• Instruction:
Write out all of the entries exactly as given.

»»

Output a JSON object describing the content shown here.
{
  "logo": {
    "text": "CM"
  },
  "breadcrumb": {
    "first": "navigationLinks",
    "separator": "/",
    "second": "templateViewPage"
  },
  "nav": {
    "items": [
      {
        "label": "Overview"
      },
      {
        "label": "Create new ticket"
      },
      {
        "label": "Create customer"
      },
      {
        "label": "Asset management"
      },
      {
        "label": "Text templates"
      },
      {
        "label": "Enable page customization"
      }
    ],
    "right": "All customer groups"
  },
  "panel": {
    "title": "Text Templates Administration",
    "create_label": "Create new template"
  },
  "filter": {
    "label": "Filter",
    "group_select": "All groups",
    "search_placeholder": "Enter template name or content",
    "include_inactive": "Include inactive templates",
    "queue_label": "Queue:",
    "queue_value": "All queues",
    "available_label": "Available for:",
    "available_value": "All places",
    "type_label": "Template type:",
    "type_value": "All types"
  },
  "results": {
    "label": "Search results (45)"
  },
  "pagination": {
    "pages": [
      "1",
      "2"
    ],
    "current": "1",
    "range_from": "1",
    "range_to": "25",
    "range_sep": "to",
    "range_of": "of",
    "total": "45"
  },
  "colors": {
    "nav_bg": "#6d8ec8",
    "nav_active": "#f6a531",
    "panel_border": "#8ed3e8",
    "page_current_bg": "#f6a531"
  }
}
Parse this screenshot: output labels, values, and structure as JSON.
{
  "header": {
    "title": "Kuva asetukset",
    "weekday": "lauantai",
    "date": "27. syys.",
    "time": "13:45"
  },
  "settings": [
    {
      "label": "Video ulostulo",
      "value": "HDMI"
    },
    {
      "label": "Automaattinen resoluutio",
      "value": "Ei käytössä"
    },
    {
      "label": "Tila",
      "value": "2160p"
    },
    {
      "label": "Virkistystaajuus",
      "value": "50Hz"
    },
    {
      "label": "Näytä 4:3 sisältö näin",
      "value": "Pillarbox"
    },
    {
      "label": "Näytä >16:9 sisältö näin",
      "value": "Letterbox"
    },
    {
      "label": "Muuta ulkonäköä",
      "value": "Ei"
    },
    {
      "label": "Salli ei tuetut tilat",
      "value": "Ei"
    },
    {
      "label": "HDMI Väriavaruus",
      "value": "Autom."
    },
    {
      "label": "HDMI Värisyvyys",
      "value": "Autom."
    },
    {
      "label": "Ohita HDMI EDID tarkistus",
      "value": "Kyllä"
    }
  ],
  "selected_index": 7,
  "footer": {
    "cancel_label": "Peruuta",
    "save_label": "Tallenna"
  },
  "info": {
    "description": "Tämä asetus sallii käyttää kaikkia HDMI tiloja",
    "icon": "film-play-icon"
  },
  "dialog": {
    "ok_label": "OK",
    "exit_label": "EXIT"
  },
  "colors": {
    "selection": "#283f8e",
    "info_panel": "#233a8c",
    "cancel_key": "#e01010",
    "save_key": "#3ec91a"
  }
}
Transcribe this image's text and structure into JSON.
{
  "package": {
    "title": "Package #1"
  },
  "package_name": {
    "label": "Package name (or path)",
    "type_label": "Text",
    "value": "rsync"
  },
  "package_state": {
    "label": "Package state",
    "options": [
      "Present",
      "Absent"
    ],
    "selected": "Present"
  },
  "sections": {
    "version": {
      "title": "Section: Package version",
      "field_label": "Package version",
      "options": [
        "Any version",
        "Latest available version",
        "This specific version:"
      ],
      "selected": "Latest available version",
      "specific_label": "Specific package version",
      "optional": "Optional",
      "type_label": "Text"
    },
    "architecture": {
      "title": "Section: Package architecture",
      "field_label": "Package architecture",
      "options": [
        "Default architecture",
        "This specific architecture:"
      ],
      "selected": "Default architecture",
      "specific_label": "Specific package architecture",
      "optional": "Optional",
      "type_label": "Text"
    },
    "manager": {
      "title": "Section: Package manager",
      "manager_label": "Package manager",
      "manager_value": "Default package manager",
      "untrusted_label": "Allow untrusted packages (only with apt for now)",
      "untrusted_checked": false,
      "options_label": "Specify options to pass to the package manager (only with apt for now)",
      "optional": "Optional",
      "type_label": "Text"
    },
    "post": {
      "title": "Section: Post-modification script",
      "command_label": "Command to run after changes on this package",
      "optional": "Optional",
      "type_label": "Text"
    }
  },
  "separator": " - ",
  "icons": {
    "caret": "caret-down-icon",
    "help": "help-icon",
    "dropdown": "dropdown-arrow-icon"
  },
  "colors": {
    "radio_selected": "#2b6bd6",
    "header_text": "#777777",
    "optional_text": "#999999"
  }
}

««

• Task solution:
Output a JSON object describing the content shown here.
{
  "logo": {
    "text": "CM"
  },
  "breadcrumb": {
    "first": "navigationLinks",
    "separator": "/",
    "second": "templateViewPage"
  },
  "nav": {
    "items": [
      {
        "label": "Overview"
      },
      {
        "label": "Create new ticket"
      },
      {
        "label": "Create customer"
      },
      {
        "label": "Asset management"
      },
      {
        "label": "Text templates"
      },
      {
        "label": "Enable page customization"
      }
    ],
    "right": "All customer groups"
  },
  "panel": {
    "title": "Text Templates Administration",
    "create_label": "Create new template"
  },
  "filter": {
    "label": "Filter",
    "group_select": "All groups",
    "search_placeholder": "Enter template name or content",
    "include_inactive": "Include inactive templates",
    "queue_label": "Queue:",
    "queue_value": "All queues",
    "available_label": "Available for:",
    "available_value": "All places",
    "type_label": "Template type:",
    "type_value": "All types"
  },
  "results": {
    "label": "Search results (45)"
  },
  "pagination": {
    "pages": [
      "1",
      "2"
    ],
    "current": "1",
    "range_from": "1",
    "range_to": "25",
    "range_sep": "to",
    "range_of": "of",
    "total": "45"
  },
  "colors": {
    "nav_bg": "#6d8ec8",
    "nav_active": "#f6a531",
    "panel_border": "#8ed3e8",
    "page_current_bg": "#f6a531"
  }
}
Parse this screenshot: output labels, values, and structure as JSON.
{
  "header": {
    "title": "Kuva asetukset",
    "weekday": "lauantai",
    "date": "27. syys.",
    "time": "13:45"
  },
  "settings": [
    {
      "label": "Video ulostulo",
      "value": "HDMI"
    },
    {
      "label": "Automaattinen resoluutio",
      "value": "Ei käytössä"
    },
    {
      "label": "Tila",
      "value": "2160p"
    },
    {
      "label": "Virkistystaajuus",
      "value": "50Hz"
    },
    {
      "label": "Näytä 4:3 sisältö näin",
      "value": "Pillarbox"
    },
    {
      "label": "Näytä >16:9 sisältö näin",
      "value": "Letterbox"
    },
    {
      "label": "Muuta ulkonäköä",
      "value": "Ei"
    },
    {
      "label": "Salli ei tuetut tilat",
      "value": "Ei"
    },
    {
      "label": "HDMI Väriavaruus",
      "value": "Autom."
    },
    {
      "label": "HDMI Värisyvyys",
      "value": "Autom."
    },
    {
      "label": "Ohita HDMI EDID tarkistus",
      "value": "Kyllä"
    }
  ],
  "selected_index": 7,
  "footer": {
    "cancel_label": "Peruuta",
    "save_label": "Tallenna"
  },
  "info": {
    "description": "Tämä asetus sallii käyttää kaikkia HDMI tiloja",
    "icon": "film-play-icon"
  },
  "dialog": {
    "ok_label": "OK",
    "exit_label": "EXIT"
  },
  "colors": {
    "selection": "#283f8e",
    "info_panel": "#233a8c",
    "cancel_key": "#e01010",
    "save_key": "#3ec91a"
  }
}
Transcribe this image's text and structure into JSON.
{
  "package": {
    "title": "Package #1"
  },
  "package_name": {
    "label": "Package name (or path)",
    "type_label": "Text",
    "value": "rsync"
  },
  "package_state": {
    "label": "Package state",
    "options": [
      "Present",
      "Absent"
    ],
    "selected": "Present"
  },
  "sections": {
    "version": {
      "title": "Section: Package version",
      "field_label": "Package version",
      "options": [
        "Any version",
        "Latest available version",
        "This specific version:"
      ],
      "selected": "Latest available version",
      "specific_label": "Specific package version",
      "optional": "Optional",
      "type_label": "Text"
    },
    "architecture": {
      "title": "Section: Package architecture",
      "field_label": "Package architecture",
      "options": [
        "Default architecture",
        "This specific architecture:"
      ],
      "selected": "Default architecture",
      "specific_label": "Specific package architecture",
      "optional": "Optional",
      "type_label": "Text"
    },
    "manager": {
      "title": "Section: Package manager",
      "manager_label": "Package manager",
      "manager_value": "Default package manager",
      "untrusted_label": "Allow untrusted packages (only with apt for now)",
      "untrusted_checked": false,
      "options_label": "Specify options to pass to the package manager (only with apt for now)",
      "optional": "Optional",
      "type_label": "Text"
    },
    "post": {
      "title": "Section: Post-modification script",
      "command_label": "Command to run after changes on this package",
      "optional": "Optional",
      "type_label": "Text"
    }
  },
  "separator": " - ",
  "icons": {
    "caret": "caret-down-icon",
    "help": "help-icon",
    "dropdown": "dropdown-arrow-icon"
  },
  "colors": {
    "radio_selected": "#2b6bd6",
    "header_text": "#777777",
    "optional_text": "#999999"
  }
}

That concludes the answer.